**Task goal**
Count the lines containing "multi". Give the number alone.

(begin)

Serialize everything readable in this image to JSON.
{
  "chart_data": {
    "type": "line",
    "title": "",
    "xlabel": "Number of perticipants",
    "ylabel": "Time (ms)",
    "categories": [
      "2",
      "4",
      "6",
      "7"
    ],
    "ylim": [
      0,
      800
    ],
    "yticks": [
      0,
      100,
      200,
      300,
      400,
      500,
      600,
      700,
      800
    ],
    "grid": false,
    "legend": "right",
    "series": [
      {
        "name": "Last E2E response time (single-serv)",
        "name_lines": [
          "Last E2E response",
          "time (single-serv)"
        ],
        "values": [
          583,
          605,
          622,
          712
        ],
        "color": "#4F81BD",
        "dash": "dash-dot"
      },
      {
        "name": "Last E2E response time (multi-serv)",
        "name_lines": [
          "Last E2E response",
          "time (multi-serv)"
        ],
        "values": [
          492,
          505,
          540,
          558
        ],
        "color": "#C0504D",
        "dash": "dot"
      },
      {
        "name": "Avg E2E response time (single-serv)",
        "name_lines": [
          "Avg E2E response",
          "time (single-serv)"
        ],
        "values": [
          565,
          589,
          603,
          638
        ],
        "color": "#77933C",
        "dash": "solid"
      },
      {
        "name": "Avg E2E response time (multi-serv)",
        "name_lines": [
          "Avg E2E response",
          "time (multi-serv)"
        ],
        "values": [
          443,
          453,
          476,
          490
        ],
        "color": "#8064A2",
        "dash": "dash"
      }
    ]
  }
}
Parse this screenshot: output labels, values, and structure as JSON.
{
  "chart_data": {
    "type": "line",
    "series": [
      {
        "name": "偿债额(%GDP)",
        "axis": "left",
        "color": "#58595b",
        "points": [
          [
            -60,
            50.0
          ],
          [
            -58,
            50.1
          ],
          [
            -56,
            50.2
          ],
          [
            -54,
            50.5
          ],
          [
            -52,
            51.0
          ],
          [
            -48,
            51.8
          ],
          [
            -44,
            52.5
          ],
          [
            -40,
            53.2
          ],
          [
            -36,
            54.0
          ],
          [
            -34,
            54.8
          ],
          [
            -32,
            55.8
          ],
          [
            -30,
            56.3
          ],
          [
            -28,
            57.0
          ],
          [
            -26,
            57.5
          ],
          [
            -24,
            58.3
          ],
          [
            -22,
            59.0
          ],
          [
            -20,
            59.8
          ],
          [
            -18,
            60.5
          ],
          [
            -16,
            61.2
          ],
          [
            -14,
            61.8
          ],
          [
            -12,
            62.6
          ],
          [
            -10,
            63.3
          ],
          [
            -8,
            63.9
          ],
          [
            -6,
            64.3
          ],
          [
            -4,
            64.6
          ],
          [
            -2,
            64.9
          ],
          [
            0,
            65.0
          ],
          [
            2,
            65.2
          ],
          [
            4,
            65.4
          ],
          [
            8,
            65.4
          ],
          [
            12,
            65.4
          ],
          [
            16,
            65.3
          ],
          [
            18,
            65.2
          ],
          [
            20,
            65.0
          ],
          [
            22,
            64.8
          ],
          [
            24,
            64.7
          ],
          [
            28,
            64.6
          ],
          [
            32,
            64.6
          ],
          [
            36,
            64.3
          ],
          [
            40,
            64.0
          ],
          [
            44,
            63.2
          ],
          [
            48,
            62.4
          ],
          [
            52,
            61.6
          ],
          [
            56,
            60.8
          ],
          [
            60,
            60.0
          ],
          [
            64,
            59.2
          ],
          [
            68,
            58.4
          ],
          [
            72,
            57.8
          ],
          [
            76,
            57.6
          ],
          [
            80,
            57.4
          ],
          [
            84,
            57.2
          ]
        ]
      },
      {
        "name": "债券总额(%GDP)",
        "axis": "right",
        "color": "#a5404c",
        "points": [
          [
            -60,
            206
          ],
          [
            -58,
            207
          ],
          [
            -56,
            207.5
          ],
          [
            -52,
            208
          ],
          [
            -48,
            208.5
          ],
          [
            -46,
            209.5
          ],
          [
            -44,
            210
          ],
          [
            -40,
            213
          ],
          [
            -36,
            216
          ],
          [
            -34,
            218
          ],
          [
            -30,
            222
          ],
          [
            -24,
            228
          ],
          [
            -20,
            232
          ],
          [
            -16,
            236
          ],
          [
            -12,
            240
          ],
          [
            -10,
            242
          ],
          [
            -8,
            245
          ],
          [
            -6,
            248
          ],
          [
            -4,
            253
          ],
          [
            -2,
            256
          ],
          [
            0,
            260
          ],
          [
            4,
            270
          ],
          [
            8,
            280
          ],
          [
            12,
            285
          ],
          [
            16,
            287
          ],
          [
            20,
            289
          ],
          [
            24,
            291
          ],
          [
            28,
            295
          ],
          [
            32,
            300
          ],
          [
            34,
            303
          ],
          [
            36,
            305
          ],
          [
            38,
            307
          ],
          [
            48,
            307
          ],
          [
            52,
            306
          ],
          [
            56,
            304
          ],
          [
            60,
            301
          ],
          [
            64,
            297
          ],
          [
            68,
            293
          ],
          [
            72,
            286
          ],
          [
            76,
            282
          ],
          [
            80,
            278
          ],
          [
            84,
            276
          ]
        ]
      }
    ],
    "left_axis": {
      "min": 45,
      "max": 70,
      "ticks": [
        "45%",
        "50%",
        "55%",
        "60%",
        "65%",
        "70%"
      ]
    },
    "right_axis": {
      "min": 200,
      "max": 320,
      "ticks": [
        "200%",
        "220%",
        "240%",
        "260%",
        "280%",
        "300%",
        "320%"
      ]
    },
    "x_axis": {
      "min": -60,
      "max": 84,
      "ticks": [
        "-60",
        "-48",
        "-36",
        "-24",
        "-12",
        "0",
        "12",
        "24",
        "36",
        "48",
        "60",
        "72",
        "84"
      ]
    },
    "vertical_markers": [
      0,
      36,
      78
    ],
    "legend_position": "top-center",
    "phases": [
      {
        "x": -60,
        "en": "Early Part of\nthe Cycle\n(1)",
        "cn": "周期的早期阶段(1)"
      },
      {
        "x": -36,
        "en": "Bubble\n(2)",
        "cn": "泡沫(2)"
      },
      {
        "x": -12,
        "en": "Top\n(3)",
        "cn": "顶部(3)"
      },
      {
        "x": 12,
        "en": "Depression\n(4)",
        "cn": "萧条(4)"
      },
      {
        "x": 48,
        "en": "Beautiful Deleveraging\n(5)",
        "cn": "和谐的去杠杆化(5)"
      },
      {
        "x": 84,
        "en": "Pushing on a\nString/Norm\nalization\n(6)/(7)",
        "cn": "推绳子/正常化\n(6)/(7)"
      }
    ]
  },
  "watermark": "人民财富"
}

(end)

**Worked answer**
4